Collection entries
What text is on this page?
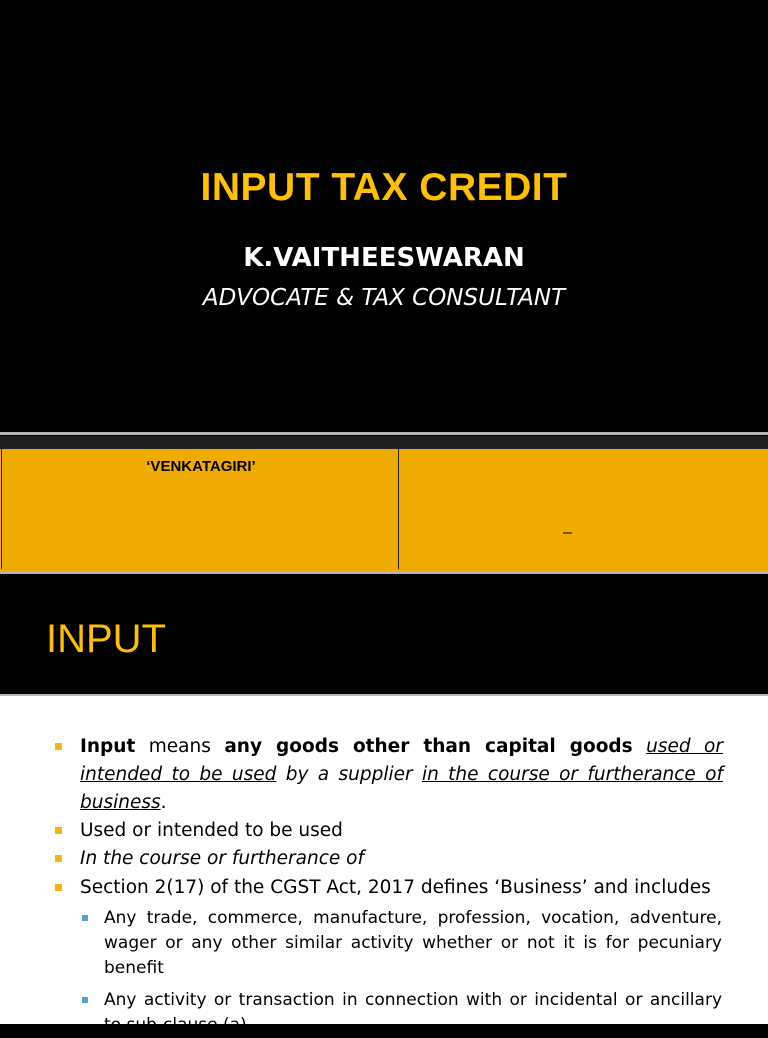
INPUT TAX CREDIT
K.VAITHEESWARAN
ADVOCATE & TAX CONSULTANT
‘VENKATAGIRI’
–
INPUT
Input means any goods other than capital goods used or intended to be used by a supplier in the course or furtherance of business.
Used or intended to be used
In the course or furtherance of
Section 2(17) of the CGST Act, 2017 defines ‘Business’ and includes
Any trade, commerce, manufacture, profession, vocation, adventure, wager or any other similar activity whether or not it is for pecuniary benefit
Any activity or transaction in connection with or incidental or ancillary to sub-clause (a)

> **INSTRUCTIONS FOR THE TASK**:
Check each line of the records for the word "intended" and extract those that contain it.

> **SOLVED PROBLEM**:
Input means any goods other than capital goods used or intended to be used by a supplier in the course or furtherance of business.
Used or intended to be used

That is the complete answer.